# SUPPLIED TEXT
↓
Nicholas: Everything I really want to say, I’ve tried putting into my books. I hope they bring any reader pleasure and joy. I still think Nabokov’s definition of a successful poem is the best definition I know: he said it should send a tingle up your spine. A novel should send a whole series of tingles – a burst of imaginative energy. I hope THE BESTIARY takes you on a journey that leaves you fulfilled.
Q: You’ve been writing for a while now, not just fiction, but also poetry and non-fiction, and early on you actually contributed to such magazines as the New Yorker, Esquire, etc. Where does your love for writing stem from and what events led you to pursue a career as an author?
Nicholas: I was taught to read before I went to school, and I was given books, then found my way to them. Like most writers, I came to be a writer, first, because I love to read. I still contribute to the New Yorker. They published my first poems when I was in my early twenties. Soon afterward I sold my first book. Why I began to write seriously in my teens is a mystery to me; but, then, any writer’s origins are an amalgam of mystery, magic, and accident. There were things I could express in no other way than the written word. I began to lead a parallel, internal life. That’s the best explanation I can give.
Q: It seems like your works are very well-received critically, but commercially, Nicholas Christopher is not exactly a household name. What are your thoughts on the whole “mainstream success vs. literary accolades” debate?
↑
(Data entries)
↓
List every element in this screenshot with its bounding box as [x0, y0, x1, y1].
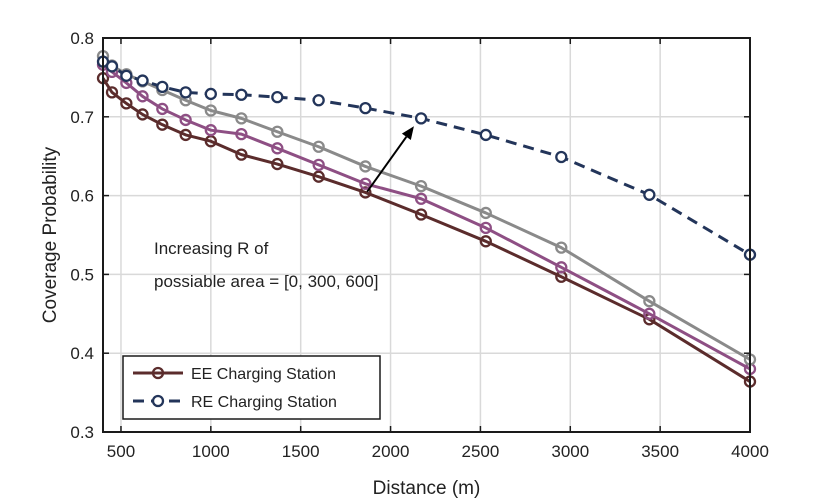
data-point	[136, 90, 149, 103]
data-point	[479, 235, 492, 248]
x-tick-label: 4000	[731, 442, 769, 461]
data-point	[312, 158, 325, 172]
series-line	[101, 77, 751, 383]
legend-swatch-marker	[151, 366, 165, 380]
series-2	[96, 49, 757, 366]
data-point	[414, 208, 428, 221]
data-point	[136, 74, 149, 87]
x-tick-label: 500	[107, 442, 135, 461]
data-point	[555, 241, 568, 254]
x-tick-label: 3500	[641, 442, 679, 461]
data-point	[235, 148, 248, 161]
legend-label: RE Charging Station	[191, 394, 337, 411]
data-point	[359, 160, 372, 173]
annotation-arrowhead	[401, 126, 414, 141]
data-point	[479, 128, 492, 142]
data-point	[179, 113, 192, 127]
data-point	[359, 101, 372, 115]
x-tick-label: 2000	[372, 442, 410, 461]
y-tick-label: 0.4	[70, 344, 94, 363]
series-line	[102, 60, 751, 256]
data-point	[235, 88, 248, 101]
annotation: Increasing R of possiable area = [0, 300…	[154, 126, 414, 291]
legend: EE Charging Station RE Charging Station	[122, 355, 381, 420]
series-0	[96, 72, 757, 388]
ticks: 500 1000 1500 2000 2500 3000 3500 4000 0.3 0.4 0.5…	[70, 29, 769, 461]
data-point	[643, 188, 656, 201]
data-point	[204, 124, 217, 137]
y-tick-label: 0.7	[70, 108, 94, 127]
data-point	[136, 108, 149, 121]
series-layer	[96, 49, 757, 388]
data-point	[120, 69, 133, 82]
legend-swatch-marker	[151, 394, 165, 408]
data-point	[555, 150, 568, 164]
data-point	[204, 104, 217, 117]
annotation-line-2: possiable area = [0, 300, 600]	[154, 272, 378, 291]
legend-box	[122, 355, 381, 420]
plot-frame	[102, 37, 751, 433]
data-point	[156, 80, 169, 94]
data-point	[312, 170, 325, 183]
x-tick-label: 1000	[192, 442, 230, 461]
data-point	[359, 177, 372, 190]
data-point	[312, 94, 325, 107]
series-line	[101, 55, 751, 361]
y-tick-label: 0.8	[70, 29, 94, 48]
data-point	[105, 86, 119, 99]
data-point	[120, 97, 133, 110]
data-point	[414, 179, 428, 193]
data-point	[235, 127, 248, 141]
data-point	[643, 295, 656, 308]
data-point	[235, 112, 248, 125]
data-point	[479, 206, 492, 220]
series-line	[102, 63, 751, 371]
y-tick-label: 0.5	[70, 265, 94, 284]
data-point	[156, 118, 169, 131]
data-point	[271, 142, 284, 155]
data-point	[271, 157, 284, 171]
data-point	[271, 125, 284, 138]
x-tick-label: 2500	[462, 442, 500, 461]
data-point	[359, 186, 372, 199]
data-point	[105, 60, 119, 73]
data-point	[156, 102, 169, 116]
data-point	[414, 112, 428, 125]
y-axis-label: Coverage Probability	[40, 146, 61, 323]
annotation-arrow	[366, 136, 408, 193]
data-point	[204, 87, 217, 101]
x-tick-label: 1500	[282, 442, 320, 461]
data-point	[271, 90, 284, 104]
data-point	[312, 140, 325, 153]
data-point	[179, 86, 192, 99]
data-point	[555, 261, 568, 274]
data-point	[414, 192, 428, 205]
data-point	[643, 307, 656, 320]
annotation-line-1: Increasing R of	[154, 239, 269, 258]
legend-label: EE Charging Station	[191, 366, 336, 383]
x-tick-label: 3000	[551, 442, 589, 461]
y-tick-label: 0.6	[70, 187, 94, 206]
x-axis-label: Distance (m)	[373, 478, 481, 499]
data-point	[179, 128, 192, 142]
y-tick-label: 0.3	[70, 423, 94, 442]
data-point	[479, 221, 492, 235]
series-3	[96, 55, 757, 261]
↑
In the interview, which magazine published Nicholas's first poems, and how old was he then?

The New Yorker published his first poems when he was in his early twenties.